### REQUEST
Take every line that has the string "sugli" and copy it out.

--- Start DATA TO USE ---

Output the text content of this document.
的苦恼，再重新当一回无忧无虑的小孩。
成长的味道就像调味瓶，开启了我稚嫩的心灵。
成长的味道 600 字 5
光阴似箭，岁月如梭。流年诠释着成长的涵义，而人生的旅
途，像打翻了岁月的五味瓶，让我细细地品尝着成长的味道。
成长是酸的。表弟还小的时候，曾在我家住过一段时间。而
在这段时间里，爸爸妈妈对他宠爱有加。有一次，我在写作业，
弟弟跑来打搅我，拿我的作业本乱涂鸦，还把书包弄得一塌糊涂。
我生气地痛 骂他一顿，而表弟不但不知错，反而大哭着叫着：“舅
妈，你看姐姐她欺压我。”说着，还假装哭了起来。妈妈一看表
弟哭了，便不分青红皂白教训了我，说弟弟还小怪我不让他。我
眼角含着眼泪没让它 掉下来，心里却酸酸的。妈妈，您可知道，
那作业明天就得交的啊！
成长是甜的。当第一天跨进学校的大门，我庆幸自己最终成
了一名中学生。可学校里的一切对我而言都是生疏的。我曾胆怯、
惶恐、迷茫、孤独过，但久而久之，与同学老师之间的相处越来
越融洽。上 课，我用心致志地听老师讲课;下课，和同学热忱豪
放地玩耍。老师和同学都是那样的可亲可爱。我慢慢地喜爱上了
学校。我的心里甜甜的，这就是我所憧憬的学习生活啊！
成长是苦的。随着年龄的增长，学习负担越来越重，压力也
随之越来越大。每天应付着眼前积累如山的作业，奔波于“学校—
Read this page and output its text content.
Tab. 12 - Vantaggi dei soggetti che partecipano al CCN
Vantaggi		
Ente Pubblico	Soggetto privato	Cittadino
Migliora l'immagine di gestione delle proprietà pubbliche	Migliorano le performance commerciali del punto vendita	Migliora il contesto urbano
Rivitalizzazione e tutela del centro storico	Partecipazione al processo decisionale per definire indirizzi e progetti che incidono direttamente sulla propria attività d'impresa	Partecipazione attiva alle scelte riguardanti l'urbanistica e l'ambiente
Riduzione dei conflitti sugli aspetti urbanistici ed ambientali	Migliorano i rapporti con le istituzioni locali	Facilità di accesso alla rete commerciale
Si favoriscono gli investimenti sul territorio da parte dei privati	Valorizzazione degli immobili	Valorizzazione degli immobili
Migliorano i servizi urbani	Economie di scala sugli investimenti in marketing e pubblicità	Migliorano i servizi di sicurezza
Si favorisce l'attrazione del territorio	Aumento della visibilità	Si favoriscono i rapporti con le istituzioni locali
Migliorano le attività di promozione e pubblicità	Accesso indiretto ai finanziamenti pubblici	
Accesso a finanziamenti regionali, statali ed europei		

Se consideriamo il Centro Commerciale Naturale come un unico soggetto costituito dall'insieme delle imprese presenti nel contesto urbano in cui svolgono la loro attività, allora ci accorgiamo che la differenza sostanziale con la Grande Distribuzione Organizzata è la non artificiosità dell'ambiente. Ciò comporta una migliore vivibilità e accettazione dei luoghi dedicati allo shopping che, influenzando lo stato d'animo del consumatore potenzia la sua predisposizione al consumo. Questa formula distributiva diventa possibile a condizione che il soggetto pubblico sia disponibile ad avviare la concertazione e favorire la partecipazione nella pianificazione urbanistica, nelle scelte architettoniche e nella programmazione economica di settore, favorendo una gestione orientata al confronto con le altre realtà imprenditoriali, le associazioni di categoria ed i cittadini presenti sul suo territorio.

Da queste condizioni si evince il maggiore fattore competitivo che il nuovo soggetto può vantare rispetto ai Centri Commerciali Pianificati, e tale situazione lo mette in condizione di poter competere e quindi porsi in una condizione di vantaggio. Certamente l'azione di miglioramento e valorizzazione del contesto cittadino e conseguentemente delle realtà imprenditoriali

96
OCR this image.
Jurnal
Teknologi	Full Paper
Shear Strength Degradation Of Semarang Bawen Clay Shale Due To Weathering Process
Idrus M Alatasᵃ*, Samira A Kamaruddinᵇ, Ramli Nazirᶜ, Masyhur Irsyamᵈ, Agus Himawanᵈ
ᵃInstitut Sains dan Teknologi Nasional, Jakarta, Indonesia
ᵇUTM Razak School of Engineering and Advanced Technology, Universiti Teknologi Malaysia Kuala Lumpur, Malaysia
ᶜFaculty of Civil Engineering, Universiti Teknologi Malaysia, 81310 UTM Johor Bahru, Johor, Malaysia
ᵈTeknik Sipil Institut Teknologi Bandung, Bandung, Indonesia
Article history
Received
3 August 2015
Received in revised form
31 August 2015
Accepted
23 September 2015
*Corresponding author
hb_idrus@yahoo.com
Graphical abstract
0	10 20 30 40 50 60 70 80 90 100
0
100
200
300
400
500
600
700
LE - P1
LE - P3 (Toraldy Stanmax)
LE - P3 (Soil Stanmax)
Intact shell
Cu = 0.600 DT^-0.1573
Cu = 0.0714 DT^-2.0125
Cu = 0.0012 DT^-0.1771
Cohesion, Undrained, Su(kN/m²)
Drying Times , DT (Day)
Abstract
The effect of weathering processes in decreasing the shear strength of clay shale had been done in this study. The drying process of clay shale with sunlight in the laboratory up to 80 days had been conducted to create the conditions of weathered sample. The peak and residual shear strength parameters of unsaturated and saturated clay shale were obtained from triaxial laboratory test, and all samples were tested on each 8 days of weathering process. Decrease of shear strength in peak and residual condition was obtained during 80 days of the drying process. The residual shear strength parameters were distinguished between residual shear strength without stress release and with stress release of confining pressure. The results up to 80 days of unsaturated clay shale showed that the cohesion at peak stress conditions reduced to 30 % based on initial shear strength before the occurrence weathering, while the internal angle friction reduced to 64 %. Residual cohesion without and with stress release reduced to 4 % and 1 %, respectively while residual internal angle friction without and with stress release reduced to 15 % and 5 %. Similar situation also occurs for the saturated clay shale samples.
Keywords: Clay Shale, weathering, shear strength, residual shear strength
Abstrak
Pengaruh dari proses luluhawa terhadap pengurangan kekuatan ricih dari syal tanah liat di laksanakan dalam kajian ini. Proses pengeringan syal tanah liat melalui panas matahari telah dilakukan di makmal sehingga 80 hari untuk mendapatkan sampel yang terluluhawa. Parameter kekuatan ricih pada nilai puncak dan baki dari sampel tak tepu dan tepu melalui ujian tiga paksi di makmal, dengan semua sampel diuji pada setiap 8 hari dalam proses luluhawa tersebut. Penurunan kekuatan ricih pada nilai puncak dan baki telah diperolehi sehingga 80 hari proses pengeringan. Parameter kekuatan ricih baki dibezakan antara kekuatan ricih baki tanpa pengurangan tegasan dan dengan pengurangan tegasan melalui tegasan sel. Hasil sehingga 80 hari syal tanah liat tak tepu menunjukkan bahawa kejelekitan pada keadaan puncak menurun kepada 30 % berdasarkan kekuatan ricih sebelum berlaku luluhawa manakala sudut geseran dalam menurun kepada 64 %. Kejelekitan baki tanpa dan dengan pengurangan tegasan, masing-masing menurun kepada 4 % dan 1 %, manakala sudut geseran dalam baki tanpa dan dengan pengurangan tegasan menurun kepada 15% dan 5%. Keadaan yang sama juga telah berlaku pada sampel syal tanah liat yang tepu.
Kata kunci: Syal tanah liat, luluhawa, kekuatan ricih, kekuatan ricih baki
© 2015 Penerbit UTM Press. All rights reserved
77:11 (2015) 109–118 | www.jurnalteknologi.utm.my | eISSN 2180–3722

--- End DATA TO USE ---

### RESULT OF THIS EXERCISE
Riduzione dei conflitti sugli aspetti urbanistici ed ambientali	Migliorano i rapporti con le istituzioni locali	Facilità di accesso alla rete commerciale
Migliorano i servizi urbani	Economie di scala sugli investimenti in marketing e pubblicità	Migliorano i servizi di sicurezza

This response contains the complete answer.